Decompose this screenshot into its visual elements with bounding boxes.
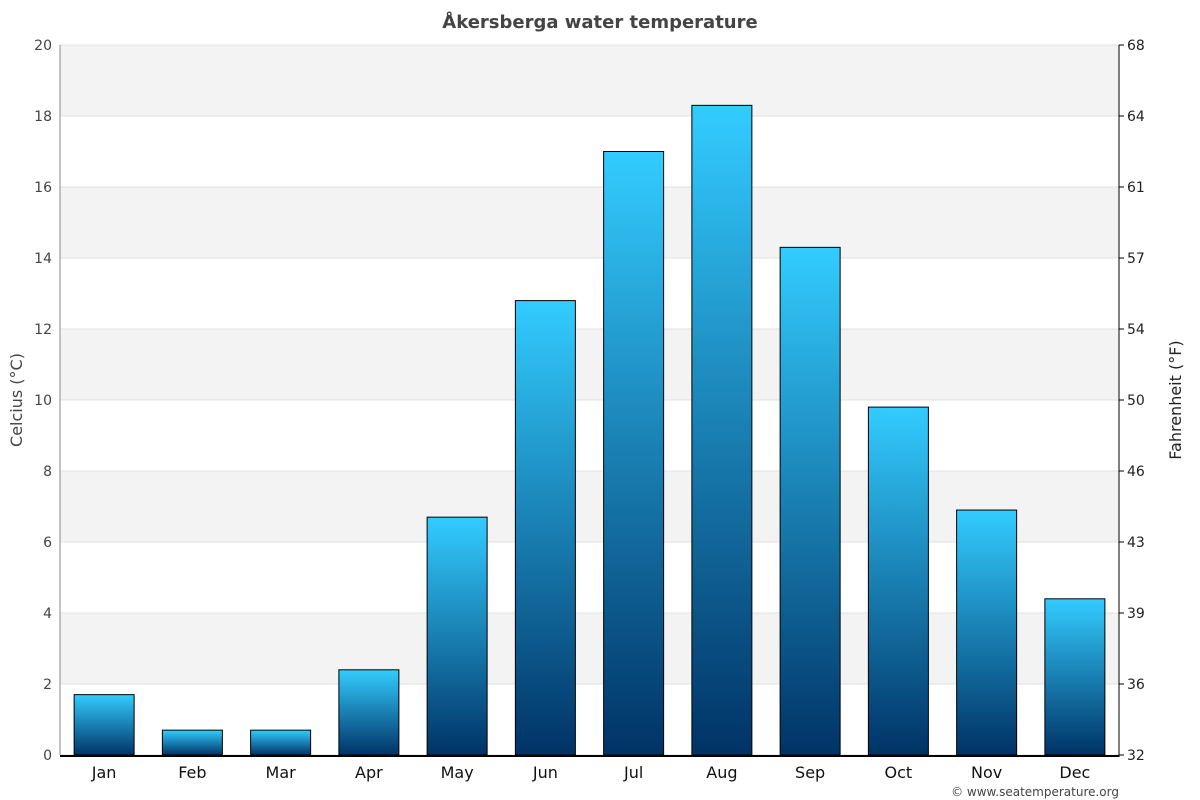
y-tick-label-right: 36 bbox=[1127, 677, 1145, 693]
x-tick-label: Dec bbox=[1059, 763, 1090, 782]
y-tick-label-left: 2 bbox=[43, 677, 52, 693]
x-tick-label: Jan bbox=[91, 763, 117, 782]
x-tick-label: Oct bbox=[885, 763, 913, 782]
x-tick-label: Jun bbox=[532, 763, 558, 782]
grid-band bbox=[60, 187, 1119, 258]
footer-credit[interactable]: © www.seatemperature.org bbox=[951, 785, 1119, 799]
y-tick-label-left: 12 bbox=[34, 322, 52, 338]
grid-band bbox=[60, 400, 1119, 471]
bar-oct bbox=[867, 406, 929, 756]
bar-dec bbox=[1044, 598, 1106, 756]
y-tick-label-left: 14 bbox=[34, 251, 52, 267]
grid-band bbox=[60, 116, 1119, 187]
grid-band bbox=[60, 329, 1119, 400]
grid-band bbox=[60, 684, 1119, 755]
y-tick-label-left: 0 bbox=[43, 748, 52, 764]
x-tick-label: Sep bbox=[795, 763, 825, 782]
y-tick-label-right: 64 bbox=[1127, 109, 1145, 125]
y-tick-label-left: 10 bbox=[34, 393, 52, 409]
x-tick-label: Apr bbox=[355, 763, 383, 782]
y-tick-label-right: 43 bbox=[1127, 535, 1145, 551]
y-tick-label-right: 61 bbox=[1127, 180, 1145, 196]
x-tick-label: Feb bbox=[178, 763, 206, 782]
y-tick-label-right: 54 bbox=[1127, 322, 1145, 338]
bar-aug bbox=[691, 104, 753, 756]
y-tick-label-left: 4 bbox=[43, 606, 52, 622]
grid-band bbox=[60, 258, 1119, 329]
y-tick-label-right: 32 bbox=[1127, 748, 1145, 764]
grid-band bbox=[60, 471, 1119, 542]
chart-title: Åkersberga water temperature bbox=[442, 10, 757, 33]
x-tick-label: Aug bbox=[706, 763, 737, 782]
bar-jan bbox=[73, 694, 135, 756]
y-tick-label-right: 50 bbox=[1127, 393, 1145, 409]
x-tick-label: May bbox=[441, 763, 474, 782]
y-tick-label-left: 20 bbox=[34, 38, 52, 54]
bar-may bbox=[426, 516, 488, 756]
grid-band bbox=[60, 45, 1119, 116]
y-tick-label-right: 39 bbox=[1127, 606, 1145, 622]
y-tick-label-right: 57 bbox=[1127, 251, 1145, 267]
y-tick-label-left: 18 bbox=[34, 109, 52, 125]
bar-feb bbox=[161, 729, 223, 756]
x-tick-label: Nov bbox=[971, 763, 1002, 782]
grid-band bbox=[60, 542, 1119, 613]
x-tick-label: Jul bbox=[623, 763, 643, 782]
bar-apr bbox=[338, 669, 400, 756]
grid-band bbox=[60, 613, 1119, 684]
y-axis-label-right: Fahrenheit (°F) bbox=[1166, 340, 1185, 459]
bar-jul bbox=[603, 151, 665, 756]
y-tick-label-right: 46 bbox=[1127, 464, 1145, 480]
y-tick-label-right: 68 bbox=[1127, 38, 1145, 54]
bar-jun bbox=[514, 300, 576, 756]
bar-sep bbox=[779, 246, 841, 756]
y-tick-label-left: 8 bbox=[43, 464, 52, 480]
y-axis-label-left: Celcius (°C) bbox=[7, 353, 26, 447]
x-tick-label: Mar bbox=[266, 763, 297, 782]
y-tick-label-left: 16 bbox=[34, 180, 52, 196]
bar-nov bbox=[956, 509, 1018, 756]
y-tick-label-left: 6 bbox=[43, 535, 52, 551]
bar-mar bbox=[250, 729, 312, 756]
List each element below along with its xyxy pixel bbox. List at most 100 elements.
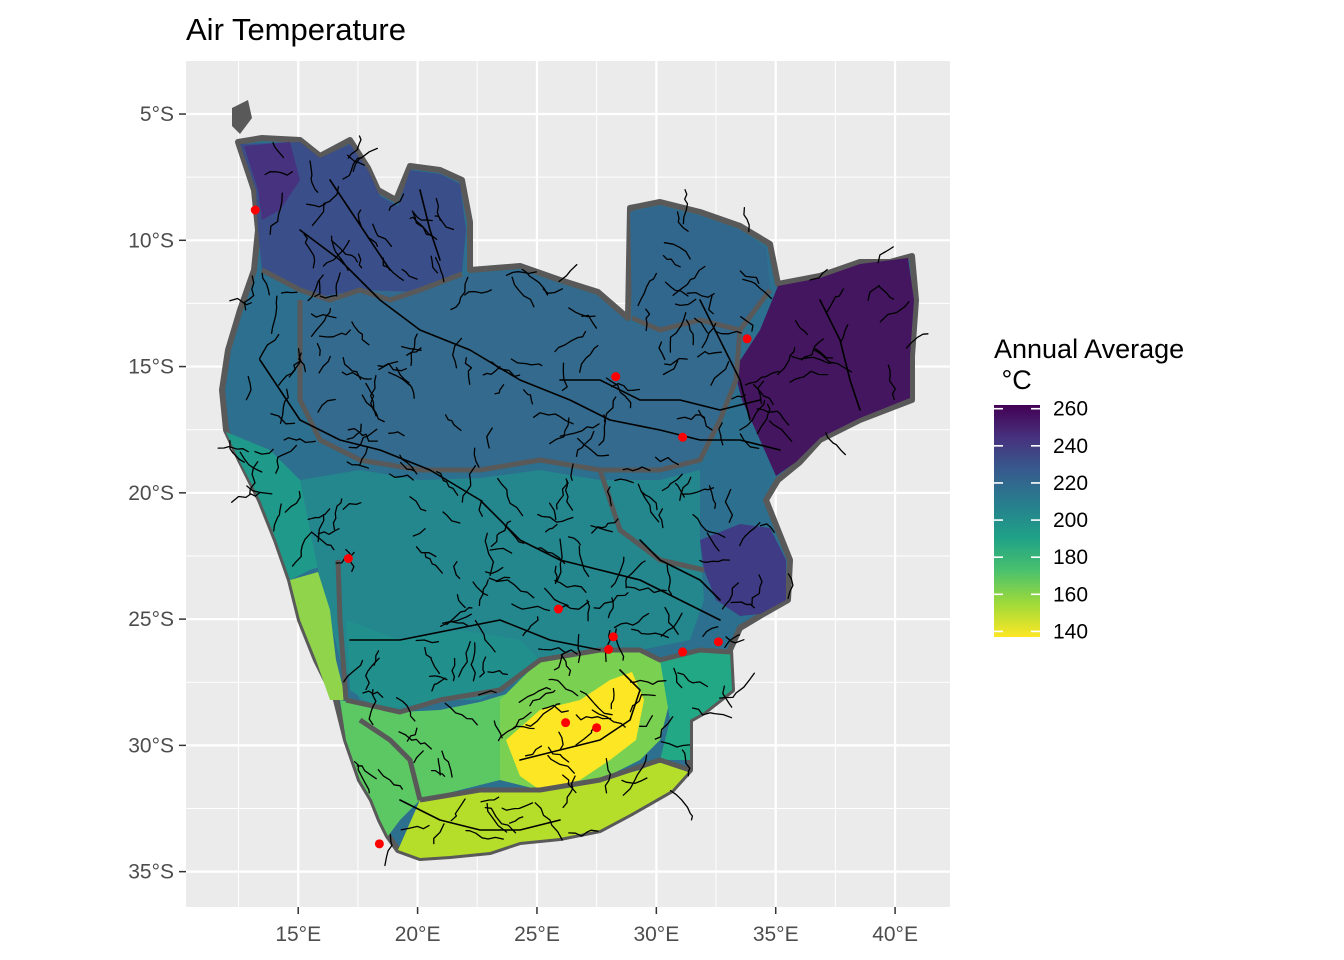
river-branch (579, 344, 599, 373)
river-branch (518, 686, 552, 703)
river-branch (674, 482, 685, 498)
river-branch (537, 513, 574, 523)
legend-tick-label: 160 (1053, 583, 1088, 606)
river-branch (787, 573, 794, 600)
river-branch (718, 422, 724, 446)
river-branch (478, 579, 489, 607)
river-branch (249, 461, 259, 495)
river-branch (453, 561, 461, 580)
river-branch (382, 257, 404, 281)
river-branch (739, 270, 760, 284)
x-tick-label: 15°E (275, 923, 321, 946)
river-branch (867, 284, 881, 301)
river-branch (682, 189, 689, 225)
river-branch (664, 606, 679, 635)
station-point (343, 553, 353, 563)
river-branch (362, 690, 384, 698)
river-branch (273, 503, 282, 532)
river-branch (740, 316, 754, 332)
river-branch (442, 511, 461, 524)
y-tick-label: 5°S (140, 103, 174, 126)
river-trunk (519, 669, 641, 761)
river-branch (486, 802, 508, 833)
river-branch (310, 307, 332, 338)
river-branch (444, 702, 478, 726)
river-branch (553, 650, 571, 671)
river-branch (450, 798, 466, 822)
river-branch (548, 678, 579, 697)
river-branch (291, 531, 313, 567)
river-branch (317, 528, 340, 535)
river-branch (751, 574, 763, 607)
river-branch (744, 370, 780, 386)
legend-colorbar (994, 405, 1040, 637)
river-branch (424, 553, 443, 574)
river-branch (756, 403, 771, 435)
river-branch (664, 357, 688, 366)
river-branch (622, 754, 648, 796)
river-branch (283, 437, 316, 444)
river-branch (359, 446, 369, 467)
river-branch (384, 834, 393, 867)
river-branch (272, 142, 285, 159)
river-branch (307, 508, 331, 521)
region-center-mid (300, 270, 740, 470)
river-branch (400, 824, 430, 831)
river-branch (316, 342, 321, 357)
river-branch (510, 358, 543, 367)
river-branch (710, 361, 730, 386)
river-branch (439, 613, 472, 627)
river-branch (322, 239, 350, 267)
x-tick-label: 20°E (395, 923, 441, 946)
river-branch (577, 634, 581, 664)
river-branch (525, 703, 561, 727)
river-trunk (639, 539, 721, 601)
river-branch (412, 211, 432, 237)
river-branch (661, 473, 683, 492)
river-branch (562, 775, 576, 809)
river-branch (317, 514, 325, 543)
river-trunk (299, 229, 781, 451)
river-branch (662, 360, 679, 376)
river-branch (731, 394, 746, 400)
river-branch (547, 754, 575, 774)
river-branch (604, 629, 611, 663)
legend-tick-label: 140 (1053, 620, 1088, 643)
river-branch (428, 675, 448, 681)
river-trunk (399, 799, 561, 831)
river-branch (739, 433, 760, 450)
river-branch (555, 478, 569, 510)
river-branch (662, 254, 681, 268)
river-branch (401, 268, 418, 280)
river-branch (278, 360, 302, 386)
river-branch (317, 398, 336, 413)
river-branch (825, 431, 847, 456)
river-trunk (559, 379, 761, 411)
river-branch (840, 324, 849, 343)
river-branch (491, 361, 521, 378)
river-branch (757, 380, 765, 404)
river-branch (637, 272, 658, 307)
legend-title: Annual Average °C (994, 334, 1185, 395)
river-branch (708, 485, 717, 510)
river-branch (473, 447, 480, 468)
river-branch (789, 370, 829, 383)
river-branch (554, 330, 587, 353)
river-branch (568, 307, 596, 318)
river-branch (625, 586, 667, 594)
river-branch (610, 687, 615, 710)
river-branch (570, 463, 574, 481)
river-branch (352, 147, 378, 172)
legend-tick-label: 260 (1053, 398, 1088, 421)
river-branch (346, 461, 370, 469)
station-point (561, 718, 571, 728)
station-point (678, 647, 688, 657)
x-tick-label: 30°E (633, 923, 679, 946)
region-cape-lime (398, 760, 690, 858)
river-branch (388, 371, 410, 386)
river-branch (243, 275, 255, 311)
river-branch (610, 556, 625, 588)
river-branch (660, 741, 691, 748)
river-branch (534, 802, 563, 841)
river-branch (625, 560, 646, 589)
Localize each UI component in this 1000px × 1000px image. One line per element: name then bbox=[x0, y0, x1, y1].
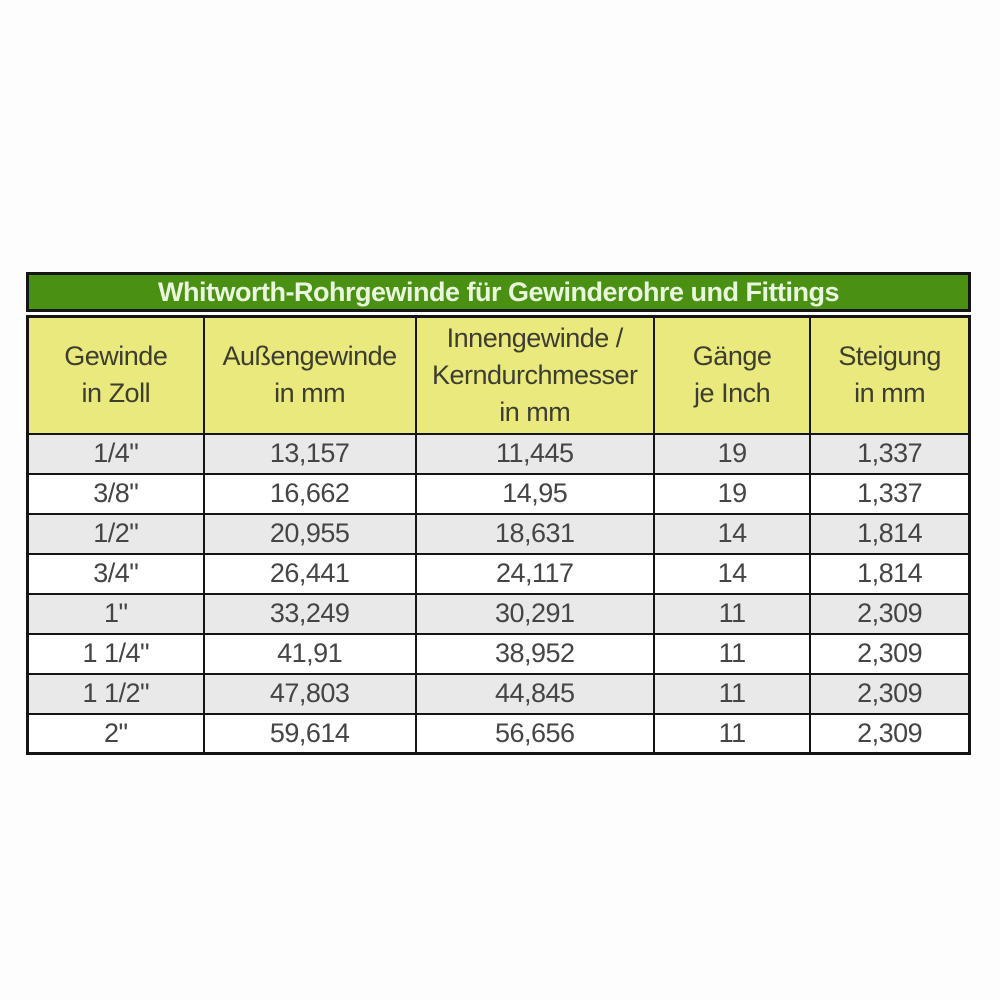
table-cell: 24,117 bbox=[414, 552, 655, 595]
table-cell: 38,952 bbox=[414, 632, 655, 675]
table-cell: 2,309 bbox=[809, 632, 971, 675]
table-cell: 2,309 bbox=[809, 712, 971, 755]
table-cell: 44,845 bbox=[414, 672, 655, 715]
table-row: 1/2" 20,955 18,631 14 1,814 bbox=[26, 512, 971, 555]
table-cell: 2,309 bbox=[809, 592, 971, 635]
header-cell-aussengewinde: Außengewinde in mm bbox=[202, 315, 417, 435]
table-cell: 3/8" bbox=[26, 472, 205, 515]
table-cell: 1,337 bbox=[809, 472, 971, 515]
header-line: je Inch bbox=[694, 378, 771, 409]
table-cell: 1 1/2" bbox=[26, 672, 205, 715]
table-cell: 41,91 bbox=[202, 632, 417, 675]
table-cell: 11 bbox=[652, 632, 812, 675]
table-cell: 11,445 bbox=[414, 432, 655, 475]
table-cell: 2,309 bbox=[809, 672, 971, 715]
table-cell: 56,656 bbox=[414, 712, 655, 755]
table-cell: 1" bbox=[26, 592, 205, 635]
table-cell: 11 bbox=[652, 672, 812, 715]
table-cell: 30,291 bbox=[414, 592, 655, 635]
table-row: 3/8" 16,662 14,95 19 1,337 bbox=[26, 472, 971, 515]
header-line: Steigung bbox=[838, 341, 941, 372]
table-cell: 11 bbox=[652, 712, 812, 755]
header-line: Kerndurchmesser bbox=[431, 359, 638, 390]
table-title: Whitworth-Rohrgewinde für Gewinderohre u… bbox=[158, 276, 839, 307]
table-title-bar: Whitworth-Rohrgewinde für Gewinderohre u… bbox=[26, 272, 971, 312]
header-line: in Zoll bbox=[81, 378, 151, 409]
table-cell: 14,95 bbox=[414, 472, 655, 515]
table-cell: 1 1/4" bbox=[26, 632, 205, 675]
table-cell: 59,614 bbox=[202, 712, 417, 755]
table-cell: 1,814 bbox=[809, 552, 971, 595]
header-cell-steigung: Steigung in mm bbox=[809, 315, 971, 435]
header-cell-gewinde-zoll: Gewinde in Zoll bbox=[26, 315, 205, 435]
header-line: in mm bbox=[274, 378, 346, 409]
header-row: Gewinde in Zoll Außengewinde in mm Innen… bbox=[26, 315, 971, 435]
table-cell: 20,955 bbox=[202, 512, 417, 555]
table-row: 3/4" 26,441 24,117 14 1,814 bbox=[26, 552, 971, 595]
table-row: 1/4" 13,157 11,445 19 1,337 bbox=[26, 432, 971, 475]
header-line: in mm bbox=[499, 396, 571, 427]
table-row: 1 1/2" 47,803 44,845 11 2,309 bbox=[26, 672, 971, 715]
table-cell: 1/2" bbox=[26, 512, 205, 555]
spec-table: Gewinde in Zoll Außengewinde in mm Innen… bbox=[26, 315, 971, 755]
table-cell: 1,814 bbox=[809, 512, 971, 555]
table-cell: 33,249 bbox=[202, 592, 417, 635]
table-cell: 1,337 bbox=[809, 432, 971, 475]
whitworth-table: Whitworth-Rohrgewinde für Gewinderohre u… bbox=[26, 272, 971, 755]
table-cell: 1/4" bbox=[26, 432, 205, 475]
table-cell: 13,157 bbox=[202, 432, 417, 475]
header-line: Gänge bbox=[692, 341, 772, 372]
table-cell: 11 bbox=[652, 592, 812, 635]
table-cell: 19 bbox=[652, 432, 812, 475]
table-cell: 26,441 bbox=[202, 552, 417, 595]
header-line: Gewinde bbox=[64, 341, 168, 372]
table-cell: 14 bbox=[652, 512, 812, 555]
table-cell: 16,662 bbox=[202, 472, 417, 515]
header-cell-innengewinde: Innengewinde / Kerndurchmesser in mm bbox=[414, 315, 655, 435]
header-cell-gaenge: Gänge je Inch bbox=[652, 315, 812, 435]
table-cell: 2" bbox=[26, 712, 205, 755]
table-cell: 14 bbox=[652, 552, 812, 595]
table-row: 1 1/4" 41,91 38,952 11 2,309 bbox=[26, 632, 971, 675]
table-cell: 19 bbox=[652, 472, 812, 515]
table-cell: 47,803 bbox=[202, 672, 417, 715]
table-row: 1" 33,249 30,291 11 2,309 bbox=[26, 592, 971, 635]
header-line: Außengewinde bbox=[222, 341, 398, 372]
table-cell: 18,631 bbox=[414, 512, 655, 555]
header-line: Innengewinde / bbox=[446, 322, 624, 353]
header-line: in mm bbox=[854, 378, 926, 409]
table-row: 2" 59,614 56,656 11 2,309 bbox=[26, 712, 971, 755]
table-cell: 3/4" bbox=[26, 552, 205, 595]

---+---

▸ **DIRECTIVE**: From the material, copy out the lines word for word, starting at the line that contains "table-cell: 24,117 bbox=[414, 552, 655, 595]" and stopping after the line that contains "table-cell: 56,656 bbox=[414, 712, 655, 755]".

▸ **FINAL RESULT**:
table-cell: 24,117 bbox=[414, 552, 655, 595]
table-cell: 38,952 bbox=[414, 632, 655, 675]
table-cell: 2,309 bbox=[809, 632, 971, 675]
table-cell: 2,309 bbox=[809, 712, 971, 755]
table-cell: 44,845 bbox=[414, 672, 655, 715]
table-row: 1/2" 20,955 18,631 14 1,814 bbox=[26, 512, 971, 555]
table-cell: 2,309 bbox=[809, 592, 971, 635]
header-cell-aussengewinde: Außengewinde in mm bbox=[202, 315, 417, 435]
table-cell: 3/8" bbox=[26, 472, 205, 515]
table-cell: 1,337 bbox=[809, 472, 971, 515]
header-line: je Inch bbox=[694, 378, 771, 409]
table-cell: 1 1/2" bbox=[26, 672, 205, 715]
table-cell: 41,91 bbox=[202, 632, 417, 675]
table-cell: 11 bbox=[652, 632, 812, 675]
table-cell: 11,445 bbox=[414, 432, 655, 475]
table-cell: 2,309 bbox=[809, 672, 971, 715]
table-cell: 56,656 bbox=[414, 712, 655, 755]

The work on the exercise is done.